--- Start of SUPPLIED DATA ---
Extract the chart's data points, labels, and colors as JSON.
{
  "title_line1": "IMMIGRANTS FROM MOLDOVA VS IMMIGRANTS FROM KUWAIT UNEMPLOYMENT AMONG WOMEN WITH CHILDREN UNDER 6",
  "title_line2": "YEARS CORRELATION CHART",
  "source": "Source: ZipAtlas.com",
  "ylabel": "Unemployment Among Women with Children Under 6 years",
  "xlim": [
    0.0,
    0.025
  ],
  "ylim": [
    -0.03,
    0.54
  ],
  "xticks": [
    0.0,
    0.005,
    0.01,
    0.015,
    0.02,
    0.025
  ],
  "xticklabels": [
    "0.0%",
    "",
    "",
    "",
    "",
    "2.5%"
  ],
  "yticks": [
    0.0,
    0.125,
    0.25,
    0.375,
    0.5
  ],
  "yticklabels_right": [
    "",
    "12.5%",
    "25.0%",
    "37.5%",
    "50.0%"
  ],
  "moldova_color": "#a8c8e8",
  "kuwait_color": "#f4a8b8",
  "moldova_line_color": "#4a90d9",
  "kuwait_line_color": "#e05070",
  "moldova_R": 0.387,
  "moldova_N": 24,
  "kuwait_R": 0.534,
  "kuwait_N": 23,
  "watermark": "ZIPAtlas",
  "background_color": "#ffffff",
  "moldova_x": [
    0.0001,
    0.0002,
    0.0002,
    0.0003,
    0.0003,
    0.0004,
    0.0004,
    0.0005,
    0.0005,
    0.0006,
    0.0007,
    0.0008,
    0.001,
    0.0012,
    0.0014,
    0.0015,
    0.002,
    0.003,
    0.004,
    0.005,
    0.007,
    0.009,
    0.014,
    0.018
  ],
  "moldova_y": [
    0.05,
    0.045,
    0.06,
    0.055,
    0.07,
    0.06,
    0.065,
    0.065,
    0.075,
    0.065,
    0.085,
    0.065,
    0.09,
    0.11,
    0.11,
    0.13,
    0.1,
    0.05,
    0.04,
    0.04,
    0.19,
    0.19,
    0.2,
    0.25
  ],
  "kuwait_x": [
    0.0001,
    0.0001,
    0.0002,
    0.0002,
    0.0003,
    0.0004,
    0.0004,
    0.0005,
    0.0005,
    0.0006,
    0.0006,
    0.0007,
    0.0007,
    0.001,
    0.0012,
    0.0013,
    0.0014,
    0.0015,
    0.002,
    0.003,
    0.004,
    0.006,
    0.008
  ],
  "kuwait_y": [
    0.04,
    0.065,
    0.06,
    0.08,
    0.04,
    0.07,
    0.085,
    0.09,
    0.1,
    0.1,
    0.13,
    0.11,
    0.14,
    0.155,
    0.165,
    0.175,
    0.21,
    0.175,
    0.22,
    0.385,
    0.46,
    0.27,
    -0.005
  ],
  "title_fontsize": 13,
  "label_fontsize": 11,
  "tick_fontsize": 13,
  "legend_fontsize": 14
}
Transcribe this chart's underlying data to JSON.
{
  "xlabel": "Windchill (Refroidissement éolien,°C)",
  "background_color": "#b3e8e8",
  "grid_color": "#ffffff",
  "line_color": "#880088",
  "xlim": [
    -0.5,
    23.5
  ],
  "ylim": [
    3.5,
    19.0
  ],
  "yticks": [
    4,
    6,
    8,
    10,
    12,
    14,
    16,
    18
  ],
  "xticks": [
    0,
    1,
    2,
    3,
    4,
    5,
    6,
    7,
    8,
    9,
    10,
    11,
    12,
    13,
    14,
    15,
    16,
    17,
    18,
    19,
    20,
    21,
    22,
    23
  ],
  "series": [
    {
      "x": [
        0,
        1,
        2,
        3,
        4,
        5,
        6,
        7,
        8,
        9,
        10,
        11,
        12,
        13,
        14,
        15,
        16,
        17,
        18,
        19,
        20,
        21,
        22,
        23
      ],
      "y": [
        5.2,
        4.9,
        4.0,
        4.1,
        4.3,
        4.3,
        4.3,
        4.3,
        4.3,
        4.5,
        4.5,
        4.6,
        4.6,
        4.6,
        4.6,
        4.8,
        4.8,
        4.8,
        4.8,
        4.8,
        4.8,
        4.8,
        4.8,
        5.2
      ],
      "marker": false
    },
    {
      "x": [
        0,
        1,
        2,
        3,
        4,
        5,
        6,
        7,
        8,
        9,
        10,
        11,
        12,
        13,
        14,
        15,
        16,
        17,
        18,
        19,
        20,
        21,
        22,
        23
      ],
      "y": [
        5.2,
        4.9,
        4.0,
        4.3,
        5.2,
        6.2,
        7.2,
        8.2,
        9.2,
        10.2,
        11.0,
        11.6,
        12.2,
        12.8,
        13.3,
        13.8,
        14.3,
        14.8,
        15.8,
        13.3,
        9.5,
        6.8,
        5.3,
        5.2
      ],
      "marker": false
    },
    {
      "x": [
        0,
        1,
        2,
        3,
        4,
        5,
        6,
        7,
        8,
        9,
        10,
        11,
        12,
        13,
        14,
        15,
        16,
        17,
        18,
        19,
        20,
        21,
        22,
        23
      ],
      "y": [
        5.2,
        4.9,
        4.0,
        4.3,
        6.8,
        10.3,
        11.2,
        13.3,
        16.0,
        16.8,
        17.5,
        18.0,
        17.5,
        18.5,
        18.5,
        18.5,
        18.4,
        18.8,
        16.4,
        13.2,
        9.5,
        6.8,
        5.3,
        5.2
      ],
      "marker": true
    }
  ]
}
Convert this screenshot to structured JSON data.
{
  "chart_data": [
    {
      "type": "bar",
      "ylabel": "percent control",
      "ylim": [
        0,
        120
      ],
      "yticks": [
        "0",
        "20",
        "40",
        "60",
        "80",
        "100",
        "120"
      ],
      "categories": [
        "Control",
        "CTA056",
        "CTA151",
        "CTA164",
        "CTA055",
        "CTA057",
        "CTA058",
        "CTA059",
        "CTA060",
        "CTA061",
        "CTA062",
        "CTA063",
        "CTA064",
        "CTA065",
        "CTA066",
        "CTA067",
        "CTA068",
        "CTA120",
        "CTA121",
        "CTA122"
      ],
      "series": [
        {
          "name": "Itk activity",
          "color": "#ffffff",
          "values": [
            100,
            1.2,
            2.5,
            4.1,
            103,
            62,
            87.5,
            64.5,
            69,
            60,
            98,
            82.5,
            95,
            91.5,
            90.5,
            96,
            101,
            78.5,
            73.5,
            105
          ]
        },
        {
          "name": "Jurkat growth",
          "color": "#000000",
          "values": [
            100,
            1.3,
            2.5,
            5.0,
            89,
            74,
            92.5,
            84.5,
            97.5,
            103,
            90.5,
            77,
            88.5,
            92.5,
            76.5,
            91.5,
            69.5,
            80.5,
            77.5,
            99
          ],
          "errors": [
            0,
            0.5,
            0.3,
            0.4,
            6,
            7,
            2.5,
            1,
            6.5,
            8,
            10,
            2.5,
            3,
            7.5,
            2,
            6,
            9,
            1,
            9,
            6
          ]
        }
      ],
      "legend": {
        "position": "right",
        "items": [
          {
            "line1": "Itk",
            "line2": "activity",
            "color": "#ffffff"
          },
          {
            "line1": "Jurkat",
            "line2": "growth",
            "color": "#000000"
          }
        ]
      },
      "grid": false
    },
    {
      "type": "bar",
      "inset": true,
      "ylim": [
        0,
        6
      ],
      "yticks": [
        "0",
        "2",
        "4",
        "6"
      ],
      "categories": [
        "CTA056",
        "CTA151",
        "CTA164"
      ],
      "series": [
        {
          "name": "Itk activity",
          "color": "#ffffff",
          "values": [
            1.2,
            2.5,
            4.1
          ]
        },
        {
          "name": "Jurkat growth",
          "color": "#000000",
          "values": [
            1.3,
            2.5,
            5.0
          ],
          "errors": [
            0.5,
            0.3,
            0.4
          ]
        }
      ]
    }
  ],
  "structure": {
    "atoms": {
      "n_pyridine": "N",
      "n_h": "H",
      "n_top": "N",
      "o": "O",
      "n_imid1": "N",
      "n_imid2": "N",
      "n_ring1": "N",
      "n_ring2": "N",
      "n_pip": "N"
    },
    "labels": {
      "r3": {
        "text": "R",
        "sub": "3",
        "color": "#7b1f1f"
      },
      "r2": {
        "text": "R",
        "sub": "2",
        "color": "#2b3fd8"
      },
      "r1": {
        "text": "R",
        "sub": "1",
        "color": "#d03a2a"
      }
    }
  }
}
--- End of SUPPLIED DATA ---
• [TASK BRIEF]:
For each line in the data above that contains the string "this", extract the line.

• [SOLUTION TO THE EXERCISE]:
Transcribe this chart's underlying data to JSON.
Convert this screenshot to structured JSON data.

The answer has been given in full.